Reproduce the data exactly.

* START *

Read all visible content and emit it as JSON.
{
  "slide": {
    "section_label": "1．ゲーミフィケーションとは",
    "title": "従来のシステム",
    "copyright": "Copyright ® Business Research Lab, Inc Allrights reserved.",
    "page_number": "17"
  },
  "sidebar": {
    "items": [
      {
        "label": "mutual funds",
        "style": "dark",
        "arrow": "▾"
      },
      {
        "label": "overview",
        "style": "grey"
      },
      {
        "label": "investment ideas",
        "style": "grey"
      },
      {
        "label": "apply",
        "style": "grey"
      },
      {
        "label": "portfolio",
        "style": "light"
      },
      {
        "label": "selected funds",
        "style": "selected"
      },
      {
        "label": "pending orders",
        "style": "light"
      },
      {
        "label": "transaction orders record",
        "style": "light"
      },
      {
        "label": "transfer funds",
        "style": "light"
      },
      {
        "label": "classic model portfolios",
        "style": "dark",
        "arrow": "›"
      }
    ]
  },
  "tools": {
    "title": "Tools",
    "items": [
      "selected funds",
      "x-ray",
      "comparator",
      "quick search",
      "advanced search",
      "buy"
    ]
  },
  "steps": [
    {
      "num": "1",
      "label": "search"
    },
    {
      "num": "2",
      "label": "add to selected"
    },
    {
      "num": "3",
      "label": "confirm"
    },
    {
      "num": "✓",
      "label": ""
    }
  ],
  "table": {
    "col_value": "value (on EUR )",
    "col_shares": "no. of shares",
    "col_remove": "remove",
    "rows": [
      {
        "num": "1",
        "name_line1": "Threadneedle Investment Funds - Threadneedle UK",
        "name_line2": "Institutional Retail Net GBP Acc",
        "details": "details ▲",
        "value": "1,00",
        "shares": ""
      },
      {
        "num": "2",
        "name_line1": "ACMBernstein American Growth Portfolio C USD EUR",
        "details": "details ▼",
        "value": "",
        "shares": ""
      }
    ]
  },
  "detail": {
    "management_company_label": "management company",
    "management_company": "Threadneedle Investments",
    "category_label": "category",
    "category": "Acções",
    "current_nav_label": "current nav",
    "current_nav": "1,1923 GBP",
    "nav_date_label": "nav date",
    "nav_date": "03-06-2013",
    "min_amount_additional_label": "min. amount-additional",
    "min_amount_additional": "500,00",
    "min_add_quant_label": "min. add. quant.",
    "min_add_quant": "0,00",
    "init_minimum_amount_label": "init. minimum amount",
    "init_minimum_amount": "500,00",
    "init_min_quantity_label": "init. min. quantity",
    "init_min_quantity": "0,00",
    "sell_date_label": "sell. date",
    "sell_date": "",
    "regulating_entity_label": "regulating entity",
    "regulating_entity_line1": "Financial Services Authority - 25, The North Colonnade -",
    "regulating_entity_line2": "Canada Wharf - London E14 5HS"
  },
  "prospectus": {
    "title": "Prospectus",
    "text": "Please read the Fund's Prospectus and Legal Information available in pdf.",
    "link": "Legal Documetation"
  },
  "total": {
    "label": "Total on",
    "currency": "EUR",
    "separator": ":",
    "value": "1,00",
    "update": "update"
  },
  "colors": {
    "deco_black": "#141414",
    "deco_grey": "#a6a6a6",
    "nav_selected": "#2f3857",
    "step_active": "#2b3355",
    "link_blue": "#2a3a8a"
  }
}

* END *

OUTPUT
Read all visible content and emit it as JSON.
{
  "slide": {
    "section_label": "1．ゲーミフィケーションとは",
    "title": "従来のシステム",
    "copyright": "Copyright ® Business Research Lab, Inc Allrights reserved.",
    "page_number": "17"
  },
  "sidebar": {
    "items": [
      {
        "label": "mutual funds",
        "style": "dark",
        "arrow": "▾"
      },
      {
        "label": "overview",
        "style": "grey"
      },
      {
        "label": "investment ideas",
        "style": "grey"
      },
      {
        "label": "apply",
        "style": "grey"
      },
      {
        "label": "portfolio",
        "style": "light"
      },
      {
        "label": "selected funds",
        "style": "selected"
      },
      {
        "label": "pending orders",
        "style": "light"
      },
      {
        "label": "transaction orders record",
        "style": "light"
      },
      {
        "label": "transfer funds",
        "style": "light"
      },
      {
        "label": "classic model portfolios",
        "style": "dark",
        "arrow": "›"
      }
    ]
  },
  "tools": {
    "title": "Tools",
    "items": [
      "selected funds",
      "x-ray",
      "comparator",
      "quick search",
      "advanced search",
      "buy"
    ]
  },
  "steps": [
    {
      "num": "1",
      "label": "search"
    },
    {
      "num": "2",
      "label": "add to selected"
    },
    {
      "num": "3",
      "label": "confirm"
    },
    {
      "num": "✓",
      "label": ""
    }
  ],
  "table": {
    "col_value": "value (on EUR )",
    "col_shares": "no. of shares",
    "col_remove": "remove",
    "rows": [
      {
        "num": "1",
        "name_line1": "Threadneedle Investment Funds - Threadneedle UK",
        "name_line2": "Institutional Retail Net GBP Acc",
        "details": "details ▲",
        "value": "1,00",
        "shares": ""
      },
      {
        "num": "2",
        "name_line1": "ACMBernstein American Growth Portfolio C USD EUR",
        "details": "details ▼",
        "value": "",
        "shares": ""
      }
    ]
  },
  "detail": {
    "management_company_label": "management company",
    "management_company": "Threadneedle Investments",
    "category_label": "category",
    "category": "Acções",
    "current_nav_label": "current nav",
    "current_nav": "1,1923 GBP",
    "nav_date_label": "nav date",
    "nav_date": "03-06-2013",
    "min_amount_additional_label": "min. amount-additional",
    "min_amount_additional": "500,00",
    "min_add_quant_label": "min. add. quant.",
    "min_add_quant": "0,00",
    "init_minimum_amount_label": "init. minimum amount",
    "init_minimum_amount": "500,00",
    "init_min_quantity_label": "init. min. quantity",
    "init_min_quantity": "0,00",
    "sell_date_label": "sell. date",
    "sell_date": "",
    "regulating_entity_label": "regulating entity",
    "regulating_entity_line1": "Financial Services Authority - 25, The North Colonnade -",
    "regulating_entity_line2": "Canada Wharf - London E14 5HS"
  },
  "prospectus": {
    "title": "Prospectus",
    "text": "Please read the Fund's Prospectus and Legal Information available in pdf.",
    "link": "Legal Documetation"
  },
  "total": {
    "label": "Total on",
    "currency": "EUR",
    "separator": ":",
    "value": "1,00",
    "update": "update"
  },
  "colors": {
    "deco_black": "#141414",
    "deco_grey": "#a6a6a6",
    "nav_selected": "#2f3857",
    "step_active": "#2b3355",
    "link_blue": "#2a3a8a"
  }
}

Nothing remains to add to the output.